───── TEXTO DE LEITURA ─────

Nesta análise, a forte influência do cristianismo em sua família acaba se tornando a explicação mais óbvia e interessante do longa-metragem. E, mesmo que os diretores nunca tentem oferecer uma profundidade maior nas músicas atuais de Perry, que nascem como frutos de uma infância extremamente conservadora e reprimida, estão no contexto. Ao mesmo tempo, o filme também ensaia uma crítica à própria indústria quando aborda as primeiras tentativas de sucesso de Katy e mostra como o sucesso só foi possível devido ao modelo construído nela (“Lugar de material poético é no fundo da gaveta!”), porém nunca se mostra tão corajoso.

Em contrapartida, o documentário também acomoda uma grande parcela de erros, principalmente no primeiro ato, quando os diretores julgam muito mais importante mostrar Perry como uma criatura especial e política – chegando a mostrar a descartável cena em que a cantora toca na barriga de uma gestante ou na visita a avó que é totalmente sem propósito. A dupla de diretores, ainda, se mostra sem qualquer inspiração quando volta a usar as redes sociais da mesma forma que fora utilizada em Never Say Never – filme que curiosamente foi produzido pelos dois.

E se os erros residem quando Katy Perry é mostrada de forma caricatural, criando quase um personagem fictício, são nos momentos humanos que o documentário ganha tons mais interessantes e vivos. Neste ponto de vista, usar o romance da artista como pano de fundo para desencadear o momento mais comovente do longa-metragem – o show em São Paulo – se mostra uma atitude corretíssima e que se torna ainda mais atraente quando percebemos que ela não era esperada pelos envolvidos. Aliás, não se pode deixar de citar a competente e eficiente transição que os montadores fazem entre músicas e depoimentos, colaborando para o momento em que a artista canta The One That Got Away e que ecoa uma sentimentalidade ímpar. Além do mais, o romance entre Katy e Russel é sempre orientado de forma linear – observe, por exemplo, que se temos Katy cantando E.T. quando está apaixonada, ela muda o tom quando canta Not Like The Movies, antes de chegar ao momento do show no Brasil.

───── TRECHOS DAS LINHAS ─────

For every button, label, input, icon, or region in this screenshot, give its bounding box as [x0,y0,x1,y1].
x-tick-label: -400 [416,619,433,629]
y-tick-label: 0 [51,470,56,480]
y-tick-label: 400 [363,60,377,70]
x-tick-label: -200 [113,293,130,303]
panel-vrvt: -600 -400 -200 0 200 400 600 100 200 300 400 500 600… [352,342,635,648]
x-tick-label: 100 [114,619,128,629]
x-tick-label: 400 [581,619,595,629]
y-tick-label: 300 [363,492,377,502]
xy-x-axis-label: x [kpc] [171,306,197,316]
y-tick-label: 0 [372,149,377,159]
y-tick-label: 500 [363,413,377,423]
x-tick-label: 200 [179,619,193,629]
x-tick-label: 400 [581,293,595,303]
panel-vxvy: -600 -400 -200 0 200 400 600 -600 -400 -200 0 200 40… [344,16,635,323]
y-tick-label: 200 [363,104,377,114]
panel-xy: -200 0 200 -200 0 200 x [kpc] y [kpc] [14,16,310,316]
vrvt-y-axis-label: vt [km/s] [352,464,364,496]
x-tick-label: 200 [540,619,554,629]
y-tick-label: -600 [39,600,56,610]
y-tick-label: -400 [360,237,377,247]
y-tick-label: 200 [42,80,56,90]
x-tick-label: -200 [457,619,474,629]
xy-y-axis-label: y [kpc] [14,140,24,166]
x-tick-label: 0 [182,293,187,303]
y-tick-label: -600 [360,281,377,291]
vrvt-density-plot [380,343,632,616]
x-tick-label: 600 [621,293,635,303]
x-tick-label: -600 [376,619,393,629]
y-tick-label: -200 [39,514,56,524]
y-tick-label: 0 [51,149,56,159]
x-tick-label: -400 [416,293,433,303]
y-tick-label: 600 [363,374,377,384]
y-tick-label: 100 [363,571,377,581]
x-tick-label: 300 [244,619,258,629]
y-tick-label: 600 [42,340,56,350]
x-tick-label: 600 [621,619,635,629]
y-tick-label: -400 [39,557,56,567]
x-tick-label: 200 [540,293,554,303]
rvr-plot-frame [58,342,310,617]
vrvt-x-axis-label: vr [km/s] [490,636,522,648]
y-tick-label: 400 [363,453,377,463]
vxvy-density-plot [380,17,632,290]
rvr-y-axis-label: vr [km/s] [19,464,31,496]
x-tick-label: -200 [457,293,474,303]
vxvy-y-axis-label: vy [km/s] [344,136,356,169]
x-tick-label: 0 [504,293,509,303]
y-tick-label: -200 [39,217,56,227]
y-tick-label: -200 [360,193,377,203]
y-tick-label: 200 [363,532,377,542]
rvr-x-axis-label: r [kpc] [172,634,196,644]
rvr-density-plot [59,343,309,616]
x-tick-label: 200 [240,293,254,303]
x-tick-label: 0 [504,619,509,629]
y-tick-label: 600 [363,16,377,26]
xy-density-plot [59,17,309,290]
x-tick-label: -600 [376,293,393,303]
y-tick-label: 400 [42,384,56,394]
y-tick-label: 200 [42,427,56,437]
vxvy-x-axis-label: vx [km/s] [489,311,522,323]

─────

■ **SOBRE A TAREFA**
Segundo a crítica do documentário sobre Katy Perry, qual é o momento mais comovente do longa-metragem?

■ **RESPOSTA DA TAREFA**
O show em São Paulo.